WHAT IS NEEDED: Retype the whole listing verbatim and keep the pictures out of it.
-------- INFORMATION SUPPLIED
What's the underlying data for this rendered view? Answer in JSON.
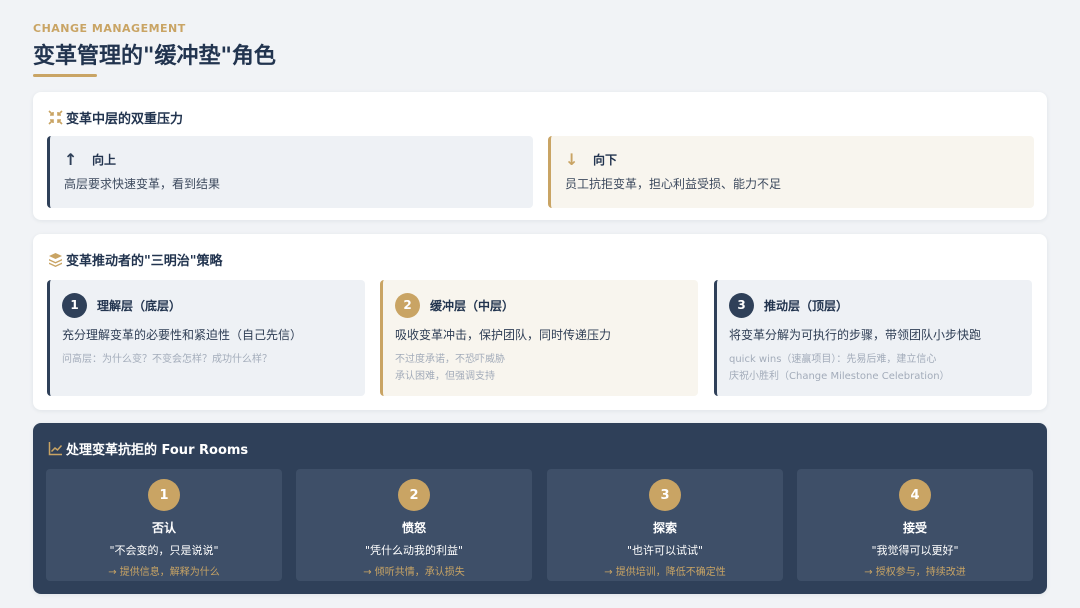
{
  "header": {
    "eyebrow": "CHANGE MANAGEMENT",
    "title": "变革管理的\"缓冲垫\"角色"
  },
  "pressure": {
    "title": "变革中层的双重压力",
    "icon": "compress-arrows-icon",
    "up": {
      "arrow": "↑",
      "label": "向上",
      "desc": "高层要求快速变革，看到结果"
    },
    "down": {
      "arrow": "↓",
      "label": "向下",
      "desc": "员工抗拒变革，担心利益受损、能力不足"
    }
  },
  "sandwich": {
    "title": "变革推动者的\"三明治\"策略",
    "icon": "layers-icon",
    "layers": [
      {
        "num": "1",
        "label": "理解层（底层）",
        "desc": "充分理解变革的必要性和紧迫性（自己先信）",
        "notes": [
          "问高层：为什么变？不变会怎样？成功什么样？"
        ]
      },
      {
        "num": "2",
        "label": "缓冲层（中层）",
        "desc": "吸收变革冲击，保护团队，同时传递压力",
        "notes": [
          "不过度承诺，不恐吓威胁",
          "承认困难，但强调支持"
        ]
      },
      {
        "num": "3",
        "label": "推动层（顶层）",
        "desc": "将变革分解为可执行的步骤，带领团队小步快跑",
        "notes": [
          "quick wins（速赢项目）：先易后难，建立信心",
          "庆祝小胜利（Change Milestone Celebration）"
        ]
      }
    ]
  },
  "rooms": {
    "title": "处理变革抗拒的 Four Rooms",
    "icon": "trend-chart-icon",
    "items": [
      {
        "num": "1",
        "name": "否认",
        "quote": "\"不会变的，只是说说\"",
        "action": "→ 提供信息，解释为什么"
      },
      {
        "num": "2",
        "name": "愤怒",
        "quote": "\"凭什么动我的利益\"",
        "action": "→ 倾听共情，承认损失"
      },
      {
        "num": "3",
        "name": "探索",
        "quote": "\"也许可以试试\"",
        "action": "→ 提供培训，降低不确定性"
      },
      {
        "num": "4",
        "name": "接受",
        "quote": "\"我觉得可以更好\"",
        "action": "→ 授权参与，持续改进"
      }
    ]
  },
  "colors": {
    "navy": "#2f4059",
    "gold": "#c9a464",
    "light": "#eef1f5",
    "cream": "#f8f5ee"
  }
}
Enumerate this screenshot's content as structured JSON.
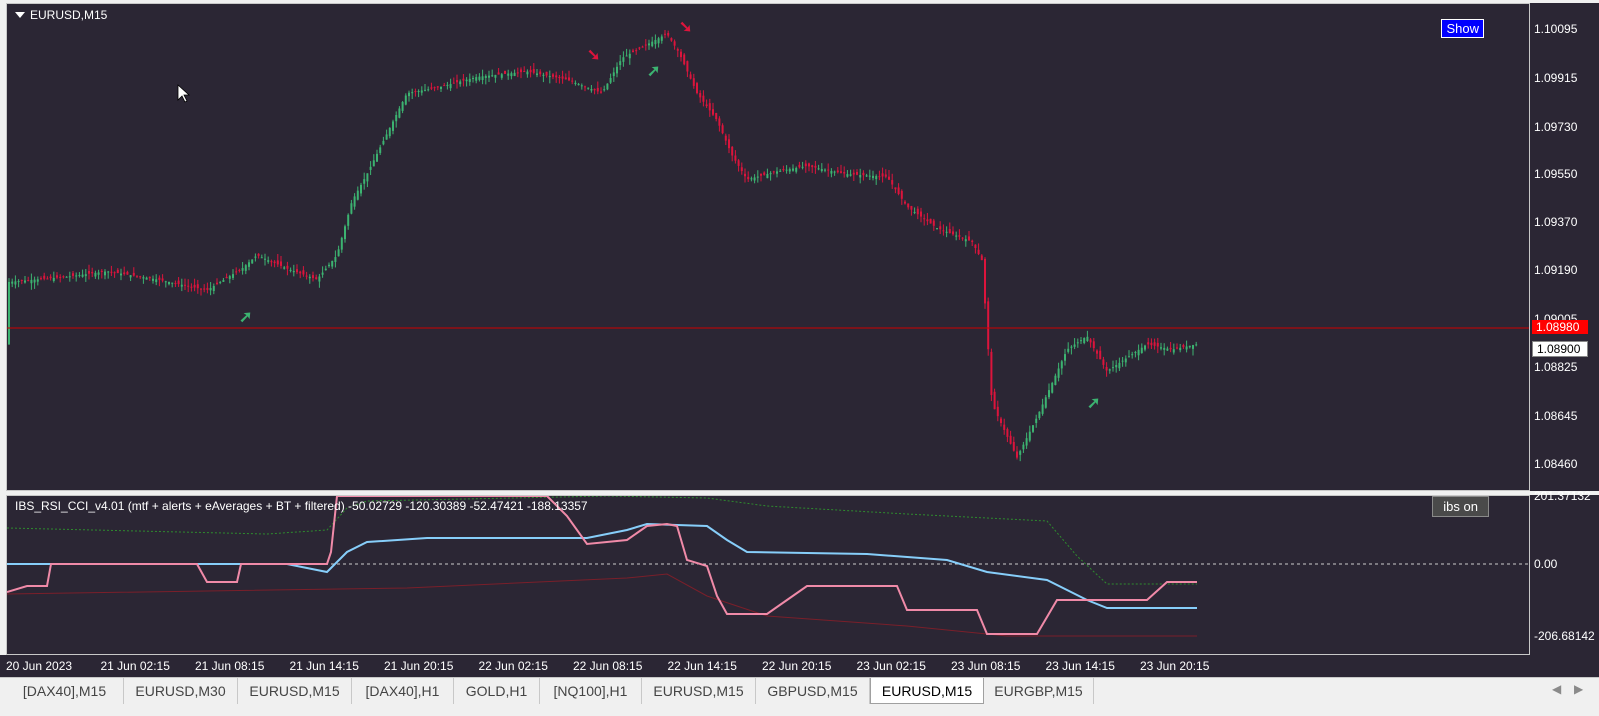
{
  "chart": {
    "title": "EURUSD,M15",
    "show_button_label": "Show",
    "price_ticks": [
      "1.10095",
      "1.09915",
      "1.09730",
      "1.09550",
      "1.09370",
      "1.09190",
      "1.09005",
      "1.08825",
      "1.08645",
      "1.08460"
    ],
    "price_range": [
      1.0838,
      1.1018
    ],
    "bid_line_value": 1.0898,
    "bid_tag_label": "1.08980",
    "ask_tag_label": "1.08900",
    "colors": {
      "background": "#2b2634",
      "bull": "#3cb371",
      "bear": "#dc143c",
      "bid_line": "#cc0000"
    }
  },
  "indicator": {
    "title": "IBS_RSI_CCI_v4.01 (mtf + alerts + eAverages + BT + filtered) -50.02729 -120.30389 -52.47421 -188.13357",
    "button_label": "ibs on",
    "axis_ticks": [
      "201.37132",
      "0.00",
      "-206.68142"
    ],
    "range": [
      -206.68142,
      201.37132
    ]
  },
  "time_axis": [
    "20 Jun 2023",
    "21 Jun 02:15",
    "21 Jun 08:15",
    "21 Jun 14:15",
    "21 Jun 20:15",
    "22 Jun 02:15",
    "22 Jun 08:15",
    "22 Jun 14:15",
    "22 Jun 20:15",
    "23 Jun 02:15",
    "23 Jun 08:15",
    "23 Jun 14:15",
    "23 Jun 20:15"
  ],
  "tabs": [
    {
      "label": "[DAX40],M15",
      "active": false
    },
    {
      "label": "EURUSD,M30",
      "active": false
    },
    {
      "label": "EURUSD,M15",
      "active": false
    },
    {
      "label": "[DAX40],H1",
      "active": false
    },
    {
      "label": "GOLD,H1",
      "active": false
    },
    {
      "label": "[NQ100],H1",
      "active": false
    },
    {
      "label": "EURUSD,M15",
      "active": false
    },
    {
      "label": "GBPUSD,M15",
      "active": false
    },
    {
      "label": "EURUSD,M15",
      "active": true
    },
    {
      "label": "EURGBP,M15",
      "active": false
    }
  ],
  "icons": {
    "collapse": "triangle-down-icon",
    "scroll_left": "arrow-left-icon",
    "scroll_right": "arrow-right-icon",
    "cursor": "mouse-pointer-icon"
  }
}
----------------
RESULT OF THE EXERCISE:
What's the underlying data for this rendered view? Answer in JSON.
{
  "header": {
    "eyebrow": "CHANGE MANAGEMENT",
    "title": "变革管理的\"缓冲垫\"角色"
  },
  "pressure": {
    "title": "变革中层的双重压力",
    "icon": "compress-arrows-icon",
    "up": {
      "arrow": "↑",
      "label": "向上",
      "desc": "高层要求快速变革，看到结果"
    },
    "down": {
      "arrow": "↓",
      "label": "向下",
      "desc": "员工抗拒变革，担心利益受损、能力不足"
    }
  },
  "sandwich": {
    "title": "变革推动者的\"三明治\"策略",
    "icon": "layers-icon",
    "layers": [
      {
        "num": "1",
        "label": "理解层（底层）",
        "desc": "充分理解变革的必要性和紧迫性（自己先信）",
        "notes": [
          "问高层：为什么变？不变会怎样？成功什么样？"
        ]
      },
      {
        "num": "2",
        "label": "缓冲层（中层）",
        "desc": "吸收变革冲击，保护团队，同时传递压力",
        "notes": [
          "不过度承诺，不恐吓威胁",
          "承认困难，但强调支持"
        ]
      },
      {
        "num": "3",
        "label": "推动层（顶层）",
        "desc": "将变革分解为可执行的步骤，带领团队小步快跑",
        "notes": [
          "quick wins（速赢项目）：先易后难，建立信心",
          "庆祝小胜利（Change Milestone Celebration）"
        ]
      }
    ]
  },
  "rooms": {
    "title": "处理变革抗拒的 Four Rooms",
    "icon": "trend-chart-icon",
    "items": [
      {
        "num": "1",
        "name": "否认",
        "quote": "\"不会变的，只是说说\"",
        "action": "→ 提供信息，解释为什么"
      },
      {
        "num": "2",
        "name": "愤怒",
        "quote": "\"凭什么动我的利益\"",
        "action": "→ 倾听共情，承认损失"
      },
      {
        "num": "3",
        "name": "探索",
        "quote": "\"也许可以试试\"",
        "action": "→ 提供培训，降低不确定性"
      },
      {
        "num": "4",
        "name": "接受",
        "quote": "\"我觉得可以更好\"",
        "action": "→ 授权参与，持续改进"
      }
    ]
  },
  "colors": {
    "navy": "#2f4059",
    "gold": "#c9a464",
    "light": "#eef1f5",
    "cream": "#f8f5ee"
  }
}
Enumerate this screenshot's content as structured JSON.
{
  "chart": {
    "title": "EURUSD,M15",
    "show_button_label": "Show",
    "price_ticks": [
      "1.10095",
      "1.09915",
      "1.09730",
      "1.09550",
      "1.09370",
      "1.09190",
      "1.09005",
      "1.08825",
      "1.08645",
      "1.08460"
    ],
    "price_range": [
      1.0838,
      1.1018
    ],
    "bid_line_value": 1.0898,
    "bid_tag_label": "1.08980",
    "ask_tag_label": "1.08900",
    "colors": {
      "background": "#2b2634",
      "bull": "#3cb371",
      "bear": "#dc143c",
      "bid_line": "#cc0000"
    }
  },
  "indicator": {
    "title": "IBS_RSI_CCI_v4.01 (mtf + alerts + eAverages + BT + filtered) -50.02729 -120.30389 -52.47421 -188.13357",
    "button_label": "ibs on",
    "axis_ticks": [
      "201.37132",
      "0.00",
      "-206.68142"
    ],
    "range": [
      -206.68142,
      201.37132
    ]
  },
  "time_axis": [
    "20 Jun 2023",
    "21 Jun 02:15",
    "21 Jun 08:15",
    "21 Jun 14:15",
    "21 Jun 20:15",
    "22 Jun 02:15",
    "22 Jun 08:15",
    "22 Jun 14:15",
    "22 Jun 20:15",
    "23 Jun 02:15",
    "23 Jun 08:15",
    "23 Jun 14:15",
    "23 Jun 20:15"
  ],
  "tabs": [
    {
      "label": "[DAX40],M15",
      "active": false
    },
    {
      "label": "EURUSD,M30",
      "active": false
    },
    {
      "label": "EURUSD,M15",
      "active": false
    },
    {
      "label": "[DAX40],H1",
      "active": false
    },
    {
      "label": "GOLD,H1",
      "active": false
    },
    {
      "label": "[NQ100],H1",
      "active": false
    },
    {
      "label": "EURUSD,M15",
      "active": false
    },
    {
      "label": "GBPUSD,M15",
      "active": false
    },
    {
      "label": "EURUSD,M15",
      "active": true
    },
    {
      "label": "EURGBP,M15",
      "active": false
    }
  ],
  "icons": {
    "collapse": "triangle-down-icon",
    "scroll_left": "arrow-left-icon",
    "scroll_right": "arrow-right-icon",
    "cursor": "mouse-pointer-icon"
  }
}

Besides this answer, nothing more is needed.